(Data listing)
□ □ □ □

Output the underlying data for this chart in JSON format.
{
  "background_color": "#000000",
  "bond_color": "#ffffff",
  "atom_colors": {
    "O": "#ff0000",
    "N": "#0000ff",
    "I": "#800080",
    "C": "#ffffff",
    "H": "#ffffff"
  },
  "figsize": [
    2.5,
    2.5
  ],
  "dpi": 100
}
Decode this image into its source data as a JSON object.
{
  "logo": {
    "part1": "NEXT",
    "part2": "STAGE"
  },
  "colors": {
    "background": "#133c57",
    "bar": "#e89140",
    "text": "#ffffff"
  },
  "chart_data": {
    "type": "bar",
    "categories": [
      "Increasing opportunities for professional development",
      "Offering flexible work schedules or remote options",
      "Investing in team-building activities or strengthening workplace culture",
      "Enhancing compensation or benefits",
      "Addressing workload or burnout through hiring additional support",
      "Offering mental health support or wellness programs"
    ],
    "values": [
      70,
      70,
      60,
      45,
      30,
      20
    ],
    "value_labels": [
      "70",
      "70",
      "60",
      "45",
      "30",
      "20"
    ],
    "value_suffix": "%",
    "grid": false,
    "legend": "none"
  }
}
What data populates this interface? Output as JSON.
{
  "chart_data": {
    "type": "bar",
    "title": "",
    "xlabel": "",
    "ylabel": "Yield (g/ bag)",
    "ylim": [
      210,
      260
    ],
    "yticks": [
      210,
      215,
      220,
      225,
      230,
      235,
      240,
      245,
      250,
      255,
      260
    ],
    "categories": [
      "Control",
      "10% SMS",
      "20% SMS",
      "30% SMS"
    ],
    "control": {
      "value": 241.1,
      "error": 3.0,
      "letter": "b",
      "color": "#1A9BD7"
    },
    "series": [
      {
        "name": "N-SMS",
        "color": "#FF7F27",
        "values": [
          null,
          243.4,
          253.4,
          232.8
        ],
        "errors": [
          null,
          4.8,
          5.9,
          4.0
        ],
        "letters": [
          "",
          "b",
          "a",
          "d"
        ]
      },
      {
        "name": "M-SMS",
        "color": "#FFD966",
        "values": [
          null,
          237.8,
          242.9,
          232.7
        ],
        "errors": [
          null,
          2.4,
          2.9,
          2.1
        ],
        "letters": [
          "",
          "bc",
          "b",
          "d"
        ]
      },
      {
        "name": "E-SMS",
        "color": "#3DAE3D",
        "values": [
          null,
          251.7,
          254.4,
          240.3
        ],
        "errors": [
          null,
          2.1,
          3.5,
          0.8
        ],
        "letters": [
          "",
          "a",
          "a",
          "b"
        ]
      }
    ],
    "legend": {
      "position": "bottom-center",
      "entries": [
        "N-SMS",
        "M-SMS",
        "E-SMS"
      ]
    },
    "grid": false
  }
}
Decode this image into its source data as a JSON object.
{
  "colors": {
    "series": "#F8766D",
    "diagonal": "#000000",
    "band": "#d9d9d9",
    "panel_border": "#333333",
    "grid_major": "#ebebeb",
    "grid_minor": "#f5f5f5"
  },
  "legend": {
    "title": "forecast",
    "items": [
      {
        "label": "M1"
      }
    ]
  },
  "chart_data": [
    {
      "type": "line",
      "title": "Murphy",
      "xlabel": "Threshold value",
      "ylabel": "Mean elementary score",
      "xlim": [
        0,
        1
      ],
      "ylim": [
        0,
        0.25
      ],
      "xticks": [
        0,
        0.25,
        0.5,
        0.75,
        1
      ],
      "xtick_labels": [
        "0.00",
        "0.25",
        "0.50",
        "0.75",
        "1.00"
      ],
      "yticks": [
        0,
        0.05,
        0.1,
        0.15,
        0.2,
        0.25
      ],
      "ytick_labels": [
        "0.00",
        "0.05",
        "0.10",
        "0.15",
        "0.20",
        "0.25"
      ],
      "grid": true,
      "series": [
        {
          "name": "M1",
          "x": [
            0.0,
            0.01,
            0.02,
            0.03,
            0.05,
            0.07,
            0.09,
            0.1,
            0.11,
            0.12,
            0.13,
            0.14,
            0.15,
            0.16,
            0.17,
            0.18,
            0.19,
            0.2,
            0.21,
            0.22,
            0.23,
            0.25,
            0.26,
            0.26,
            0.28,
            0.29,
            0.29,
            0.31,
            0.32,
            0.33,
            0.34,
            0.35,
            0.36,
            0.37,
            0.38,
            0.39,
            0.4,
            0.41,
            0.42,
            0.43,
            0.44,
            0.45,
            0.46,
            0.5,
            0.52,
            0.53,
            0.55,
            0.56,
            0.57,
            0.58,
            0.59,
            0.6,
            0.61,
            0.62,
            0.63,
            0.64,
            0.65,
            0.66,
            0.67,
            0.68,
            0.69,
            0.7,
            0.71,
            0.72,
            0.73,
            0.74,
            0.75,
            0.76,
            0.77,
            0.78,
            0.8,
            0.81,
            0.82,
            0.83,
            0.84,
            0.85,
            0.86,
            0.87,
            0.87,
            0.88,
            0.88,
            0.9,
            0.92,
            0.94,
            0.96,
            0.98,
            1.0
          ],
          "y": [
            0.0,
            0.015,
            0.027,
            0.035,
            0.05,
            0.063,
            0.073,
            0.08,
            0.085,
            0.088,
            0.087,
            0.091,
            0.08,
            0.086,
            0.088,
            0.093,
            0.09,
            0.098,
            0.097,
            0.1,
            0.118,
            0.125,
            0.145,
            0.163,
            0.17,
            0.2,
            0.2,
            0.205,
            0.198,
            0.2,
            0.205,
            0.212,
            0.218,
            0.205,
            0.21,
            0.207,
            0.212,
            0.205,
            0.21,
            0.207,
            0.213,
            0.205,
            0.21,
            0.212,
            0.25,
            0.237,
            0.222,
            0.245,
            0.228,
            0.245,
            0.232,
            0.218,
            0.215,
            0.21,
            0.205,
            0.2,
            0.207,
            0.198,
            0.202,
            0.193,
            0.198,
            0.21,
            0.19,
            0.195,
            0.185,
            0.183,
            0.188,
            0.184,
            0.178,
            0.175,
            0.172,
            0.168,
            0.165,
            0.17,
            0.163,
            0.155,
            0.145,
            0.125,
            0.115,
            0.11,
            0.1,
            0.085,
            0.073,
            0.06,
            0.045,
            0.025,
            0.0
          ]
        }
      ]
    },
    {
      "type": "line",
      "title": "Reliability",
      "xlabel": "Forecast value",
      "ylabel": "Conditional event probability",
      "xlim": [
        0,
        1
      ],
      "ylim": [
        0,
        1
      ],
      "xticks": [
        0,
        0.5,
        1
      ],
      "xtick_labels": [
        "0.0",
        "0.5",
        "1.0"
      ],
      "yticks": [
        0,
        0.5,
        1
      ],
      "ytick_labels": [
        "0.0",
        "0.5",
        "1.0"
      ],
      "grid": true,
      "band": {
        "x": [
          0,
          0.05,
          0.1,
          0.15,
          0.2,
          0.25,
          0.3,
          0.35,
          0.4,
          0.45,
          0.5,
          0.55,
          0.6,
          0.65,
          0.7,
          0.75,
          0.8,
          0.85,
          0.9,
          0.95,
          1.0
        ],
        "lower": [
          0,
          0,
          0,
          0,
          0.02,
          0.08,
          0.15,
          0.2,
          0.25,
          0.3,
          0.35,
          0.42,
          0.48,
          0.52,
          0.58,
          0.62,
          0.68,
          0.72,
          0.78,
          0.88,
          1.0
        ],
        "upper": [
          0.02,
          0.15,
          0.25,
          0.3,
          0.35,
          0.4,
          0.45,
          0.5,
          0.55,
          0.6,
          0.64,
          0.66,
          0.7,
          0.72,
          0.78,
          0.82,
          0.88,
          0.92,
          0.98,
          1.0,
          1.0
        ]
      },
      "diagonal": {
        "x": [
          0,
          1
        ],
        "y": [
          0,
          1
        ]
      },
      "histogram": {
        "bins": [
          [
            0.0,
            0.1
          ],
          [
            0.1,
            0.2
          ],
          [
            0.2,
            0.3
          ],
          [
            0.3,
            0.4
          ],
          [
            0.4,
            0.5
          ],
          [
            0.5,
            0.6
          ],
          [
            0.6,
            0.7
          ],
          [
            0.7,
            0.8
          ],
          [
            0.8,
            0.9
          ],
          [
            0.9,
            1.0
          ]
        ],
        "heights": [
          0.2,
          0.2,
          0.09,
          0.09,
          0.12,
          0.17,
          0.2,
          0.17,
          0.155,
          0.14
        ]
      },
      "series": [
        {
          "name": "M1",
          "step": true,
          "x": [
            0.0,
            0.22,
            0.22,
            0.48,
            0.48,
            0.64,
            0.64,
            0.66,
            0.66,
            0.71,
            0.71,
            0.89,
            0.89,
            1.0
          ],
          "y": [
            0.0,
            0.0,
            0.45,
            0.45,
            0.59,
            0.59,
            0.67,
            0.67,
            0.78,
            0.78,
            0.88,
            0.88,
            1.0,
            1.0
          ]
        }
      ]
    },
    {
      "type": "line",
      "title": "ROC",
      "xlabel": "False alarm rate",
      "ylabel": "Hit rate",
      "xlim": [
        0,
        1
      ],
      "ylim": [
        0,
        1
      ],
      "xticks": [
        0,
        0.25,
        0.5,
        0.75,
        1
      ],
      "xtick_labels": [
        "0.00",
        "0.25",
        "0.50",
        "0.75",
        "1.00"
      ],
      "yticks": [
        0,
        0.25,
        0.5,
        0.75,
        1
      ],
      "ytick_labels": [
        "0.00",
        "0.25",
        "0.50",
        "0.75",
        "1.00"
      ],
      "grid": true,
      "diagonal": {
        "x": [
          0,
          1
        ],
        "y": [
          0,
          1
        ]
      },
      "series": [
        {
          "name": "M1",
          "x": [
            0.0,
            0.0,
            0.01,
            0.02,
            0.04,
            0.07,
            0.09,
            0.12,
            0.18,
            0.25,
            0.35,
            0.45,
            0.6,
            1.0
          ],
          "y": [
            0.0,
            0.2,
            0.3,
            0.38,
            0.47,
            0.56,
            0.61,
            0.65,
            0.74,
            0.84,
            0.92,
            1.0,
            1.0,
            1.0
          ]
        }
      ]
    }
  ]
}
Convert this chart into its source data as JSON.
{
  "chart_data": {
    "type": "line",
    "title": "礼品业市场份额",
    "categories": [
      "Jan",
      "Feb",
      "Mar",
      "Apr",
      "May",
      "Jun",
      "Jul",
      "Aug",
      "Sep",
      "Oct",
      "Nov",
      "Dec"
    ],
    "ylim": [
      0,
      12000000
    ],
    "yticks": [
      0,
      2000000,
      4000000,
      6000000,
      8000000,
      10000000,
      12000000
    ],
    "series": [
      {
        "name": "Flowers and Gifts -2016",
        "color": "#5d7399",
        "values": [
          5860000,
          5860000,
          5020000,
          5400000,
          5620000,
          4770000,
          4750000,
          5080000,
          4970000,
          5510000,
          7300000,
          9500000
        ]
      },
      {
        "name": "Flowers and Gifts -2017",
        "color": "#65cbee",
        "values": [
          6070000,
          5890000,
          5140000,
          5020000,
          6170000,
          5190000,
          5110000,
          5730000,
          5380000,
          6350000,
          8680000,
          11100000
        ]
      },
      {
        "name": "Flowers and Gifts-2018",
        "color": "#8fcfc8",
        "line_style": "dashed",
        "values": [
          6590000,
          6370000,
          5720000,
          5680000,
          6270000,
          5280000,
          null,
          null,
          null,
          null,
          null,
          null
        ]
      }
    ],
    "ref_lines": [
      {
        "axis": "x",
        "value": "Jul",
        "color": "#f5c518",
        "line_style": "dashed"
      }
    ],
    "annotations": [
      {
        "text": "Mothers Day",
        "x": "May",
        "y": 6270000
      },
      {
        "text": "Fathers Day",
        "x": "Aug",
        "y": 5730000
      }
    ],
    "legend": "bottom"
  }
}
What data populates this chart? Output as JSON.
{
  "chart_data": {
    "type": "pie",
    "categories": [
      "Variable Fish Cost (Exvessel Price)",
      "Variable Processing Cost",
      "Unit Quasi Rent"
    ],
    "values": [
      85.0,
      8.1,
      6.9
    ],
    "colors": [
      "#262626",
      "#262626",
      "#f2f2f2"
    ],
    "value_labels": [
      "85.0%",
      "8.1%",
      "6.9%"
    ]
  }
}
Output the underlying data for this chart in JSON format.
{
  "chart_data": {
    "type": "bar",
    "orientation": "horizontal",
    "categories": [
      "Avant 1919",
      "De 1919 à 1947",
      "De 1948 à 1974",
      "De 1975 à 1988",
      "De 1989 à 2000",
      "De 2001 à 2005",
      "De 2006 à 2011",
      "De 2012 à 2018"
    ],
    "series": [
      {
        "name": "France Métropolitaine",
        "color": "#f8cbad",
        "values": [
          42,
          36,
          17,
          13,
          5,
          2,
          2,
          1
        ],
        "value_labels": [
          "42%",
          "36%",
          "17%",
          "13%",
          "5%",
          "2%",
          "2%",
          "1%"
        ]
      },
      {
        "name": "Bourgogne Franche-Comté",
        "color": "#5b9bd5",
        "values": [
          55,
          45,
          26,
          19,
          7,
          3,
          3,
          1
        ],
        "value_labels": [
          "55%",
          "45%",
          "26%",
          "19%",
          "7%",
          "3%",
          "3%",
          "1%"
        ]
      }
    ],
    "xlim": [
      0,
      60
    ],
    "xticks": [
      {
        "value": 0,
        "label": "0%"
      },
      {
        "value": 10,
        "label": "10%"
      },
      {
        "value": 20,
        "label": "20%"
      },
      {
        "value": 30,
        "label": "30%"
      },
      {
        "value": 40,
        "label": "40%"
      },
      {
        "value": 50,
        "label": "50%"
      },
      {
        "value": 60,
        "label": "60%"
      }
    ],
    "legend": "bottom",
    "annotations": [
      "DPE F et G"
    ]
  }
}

□ □ □ □

▸ Exercise objective
Of the lines in the material, how many hold the word "xlabel"? Reply with the number only.

▸ Worked solution
4